▶ _Entries supplied_
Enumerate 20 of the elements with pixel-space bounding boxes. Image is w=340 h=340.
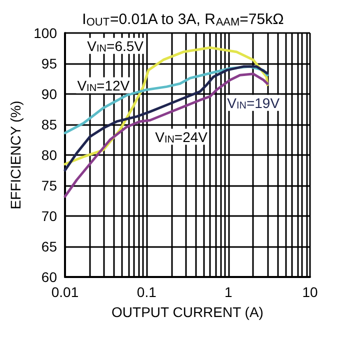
y-tick-label: 100: [34, 25, 58, 41]
series-label: VIN=6.5V: [87, 38, 144, 54]
y-tick-label: 95: [41, 56, 58, 72]
x-axis-title: OUTPUT CURRENT (A): [112, 304, 264, 320]
y-tick-label: 60: [41, 269, 58, 285]
series-label: VIN=24V: [155, 128, 208, 146]
series-label: VIN=19V: [227, 94, 280, 112]
y-tick-label: 75: [41, 178, 58, 194]
x-tick-label: 0.01: [51, 284, 79, 300]
series-label: VIN=12V: [77, 77, 130, 94]
y-tick-label: 70: [41, 208, 58, 224]
y-tick-label: 80: [41, 147, 58, 163]
x-tick-label: 1: [224, 284, 232, 300]
x-tick-label: 0.1: [136, 284, 157, 300]
chart-title: IOUT=0.01A to 3A, RAAM=75kΩ: [82, 11, 284, 28]
x-tick-label: 10: [302, 284, 318, 300]
y-tick-label: 85: [41, 116, 58, 132]
y-tick-label: 65: [41, 238, 58, 254]
y-tick-label: 90: [41, 86, 58, 102]
y-axis-title: EFFICIENCY (%): [8, 100, 24, 210]
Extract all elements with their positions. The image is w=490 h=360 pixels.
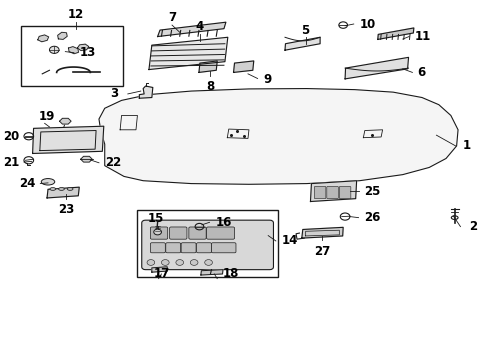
Circle shape: [49, 46, 59, 53]
FancyBboxPatch shape: [150, 227, 168, 239]
Text: 20: 20: [3, 130, 19, 144]
Text: 19: 19: [38, 110, 55, 123]
Polygon shape: [58, 32, 67, 39]
Circle shape: [147, 260, 155, 265]
Polygon shape: [345, 57, 409, 79]
Text: 1: 1: [463, 139, 471, 152]
Text: 12: 12: [68, 9, 84, 22]
Ellipse shape: [41, 179, 55, 185]
Text: 23: 23: [58, 203, 74, 216]
Polygon shape: [149, 37, 228, 69]
Text: 13: 13: [80, 46, 96, 59]
Ellipse shape: [50, 188, 56, 190]
Text: 6: 6: [417, 66, 425, 79]
FancyBboxPatch shape: [189, 227, 206, 239]
FancyBboxPatch shape: [196, 243, 212, 253]
Polygon shape: [60, 118, 71, 124]
Text: 11: 11: [415, 30, 431, 43]
Text: 16: 16: [215, 216, 232, 229]
Text: 27: 27: [314, 244, 330, 257]
FancyBboxPatch shape: [314, 186, 326, 199]
Text: 21: 21: [3, 156, 19, 168]
Polygon shape: [199, 61, 217, 72]
FancyBboxPatch shape: [181, 243, 196, 253]
Polygon shape: [139, 86, 153, 98]
Polygon shape: [201, 270, 223, 275]
Polygon shape: [47, 187, 79, 198]
Polygon shape: [234, 61, 254, 72]
Circle shape: [162, 260, 169, 265]
Circle shape: [205, 260, 212, 265]
Polygon shape: [77, 44, 89, 50]
FancyBboxPatch shape: [142, 220, 273, 270]
Polygon shape: [152, 267, 167, 272]
Text: 24: 24: [19, 177, 35, 190]
Text: 9: 9: [263, 73, 271, 86]
FancyBboxPatch shape: [327, 186, 339, 199]
FancyBboxPatch shape: [339, 186, 351, 199]
Ellipse shape: [67, 188, 73, 190]
Polygon shape: [158, 22, 226, 37]
Circle shape: [154, 229, 162, 235]
FancyBboxPatch shape: [170, 227, 187, 239]
Bar: [21, 26, 122, 86]
Polygon shape: [285, 37, 320, 50]
Polygon shape: [378, 28, 414, 40]
Text: 22: 22: [105, 156, 121, 169]
FancyBboxPatch shape: [166, 243, 181, 253]
Polygon shape: [33, 126, 104, 153]
Polygon shape: [81, 156, 92, 162]
Polygon shape: [311, 181, 357, 202]
Ellipse shape: [59, 188, 64, 190]
Text: 18: 18: [222, 267, 239, 280]
Polygon shape: [99, 89, 458, 184]
Polygon shape: [302, 227, 343, 238]
Text: 10: 10: [360, 18, 376, 31]
Text: 8: 8: [206, 80, 215, 93]
FancyBboxPatch shape: [150, 243, 165, 253]
Text: 7: 7: [168, 11, 176, 24]
Circle shape: [176, 260, 184, 265]
Text: 3: 3: [110, 87, 118, 100]
Text: 2: 2: [469, 220, 477, 233]
Bar: [137, 211, 278, 277]
Text: 4: 4: [196, 20, 204, 33]
Circle shape: [190, 260, 198, 265]
FancyBboxPatch shape: [207, 227, 235, 239]
FancyBboxPatch shape: [212, 243, 236, 253]
Text: 25: 25: [365, 185, 381, 198]
Text: 17: 17: [154, 267, 170, 280]
Text: 26: 26: [365, 211, 381, 224]
Text: 15: 15: [148, 212, 164, 225]
Polygon shape: [69, 47, 78, 54]
Text: 14: 14: [282, 234, 298, 247]
Text: 5: 5: [301, 23, 310, 37]
Polygon shape: [38, 35, 49, 42]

▶ _Objective_
Could you reproduce all of the material above with each "Polygon shape" renamed to "Polygon" and everything else left unchanged? Omit the pictures.

▶ _Result of the exercise_
Enumerate 20 of the elements with pixel-space bounding boxes. Image is w=340 h=340.
y-tick-label: 100: [34, 25, 58, 41]
series-label: VIN=6.5V: [87, 38, 144, 54]
y-tick-label: 95: [41, 56, 58, 72]
x-axis-title: OUTPUT CURRENT (A): [112, 304, 264, 320]
y-tick-label: 60: [41, 269, 58, 285]
series-label: VIN=24V: [155, 128, 208, 146]
series-label: VIN=19V: [227, 94, 280, 112]
y-tick-label: 75: [41, 178, 58, 194]
x-tick-label: 0.01: [51, 284, 79, 300]
series-label: VIN=12V: [77, 77, 130, 94]
y-tick-label: 70: [41, 208, 58, 224]
y-tick-label: 80: [41, 147, 58, 163]
x-tick-label: 1: [224, 284, 232, 300]
x-tick-label: 0.1: [136, 284, 157, 300]
chart-title: IOUT=0.01A to 3A, RAAM=75kΩ: [82, 11, 284, 28]
x-tick-label: 10: [302, 284, 318, 300]
y-tick-label: 85: [41, 116, 58, 132]
y-tick-label: 65: [41, 238, 58, 254]
y-tick-label: 90: [41, 86, 58, 102]
y-axis-title: EFFICIENCY (%): [8, 100, 24, 210]
Extract all elements with their positions. The image is w=490 h=360 pixels.
Circle shape: [49, 46, 59, 53]
FancyBboxPatch shape: [150, 227, 168, 239]
Text: 20: 20: [3, 130, 19, 144]
Text: 19: 19: [38, 110, 55, 123]
Polygon: [58, 32, 67, 39]
Circle shape: [147, 260, 155, 265]
Polygon: [345, 57, 409, 79]
Text: 1: 1: [463, 139, 471, 152]
Text: 12: 12: [68, 9, 84, 22]
Ellipse shape: [41, 179, 55, 185]
Text: 23: 23: [58, 203, 74, 216]
Polygon: [149, 37, 228, 69]
Text: 13: 13: [80, 46, 96, 59]
Ellipse shape: [50, 188, 56, 190]
Text: 6: 6: [417, 66, 425, 79]
FancyBboxPatch shape: [189, 227, 206, 239]
FancyBboxPatch shape: [196, 243, 212, 253]
Polygon: [60, 118, 71, 124]
Text: 11: 11: [415, 30, 431, 43]
Text: 16: 16: [215, 216, 232, 229]
Text: 27: 27: [314, 244, 330, 257]
FancyBboxPatch shape: [314, 186, 326, 199]
Text: 21: 21: [3, 156, 19, 168]
Polygon: [199, 61, 217, 72]
FancyBboxPatch shape: [181, 243, 196, 253]
Polygon: [139, 86, 153, 98]
Polygon: [201, 270, 223, 275]
Polygon: [47, 187, 79, 198]
Polygon: [234, 61, 254, 72]
Circle shape: [162, 260, 169, 265]
Circle shape: [205, 260, 212, 265]
Polygon: [77, 44, 89, 50]
FancyBboxPatch shape: [142, 220, 273, 270]
Polygon: [152, 267, 167, 272]
Text: 24: 24: [19, 177, 35, 190]
Text: 9: 9: [263, 73, 271, 86]
FancyBboxPatch shape: [327, 186, 339, 199]
FancyBboxPatch shape: [339, 186, 351, 199]
Ellipse shape: [67, 188, 73, 190]
Polygon: [158, 22, 226, 37]
Circle shape: [154, 229, 162, 235]
FancyBboxPatch shape: [170, 227, 187, 239]
Bar: [21, 26, 122, 86]
Polygon: [285, 37, 320, 50]
Polygon: [378, 28, 414, 40]
Text: 22: 22: [105, 156, 121, 169]
FancyBboxPatch shape: [166, 243, 181, 253]
Polygon: [33, 126, 104, 153]
Polygon: [81, 156, 92, 162]
Polygon: [311, 181, 357, 202]
Ellipse shape: [59, 188, 64, 190]
Text: 18: 18: [222, 267, 239, 280]
Polygon: [99, 89, 458, 184]
Polygon: [302, 227, 343, 238]
Text: 10: 10: [360, 18, 376, 31]
Text: 8: 8: [206, 80, 215, 93]
FancyBboxPatch shape: [150, 243, 165, 253]
Text: 7: 7: [168, 11, 176, 24]
Circle shape: [176, 260, 184, 265]
Text: 3: 3: [110, 87, 118, 100]
Text: 2: 2: [469, 220, 477, 233]
Bar: [137, 211, 278, 277]
Text: 4: 4: [196, 20, 204, 33]
Circle shape: [190, 260, 198, 265]
FancyBboxPatch shape: [207, 227, 235, 239]
FancyBboxPatch shape: [212, 243, 236, 253]
Text: 25: 25: [365, 185, 381, 198]
Text: 17: 17: [154, 267, 170, 280]
Text: 26: 26: [365, 211, 381, 224]
Text: 15: 15: [148, 212, 164, 225]
Polygon: [69, 47, 78, 54]
Text: 14: 14: [282, 234, 298, 247]
Text: 5: 5: [301, 23, 310, 37]
Polygon: [38, 35, 49, 42]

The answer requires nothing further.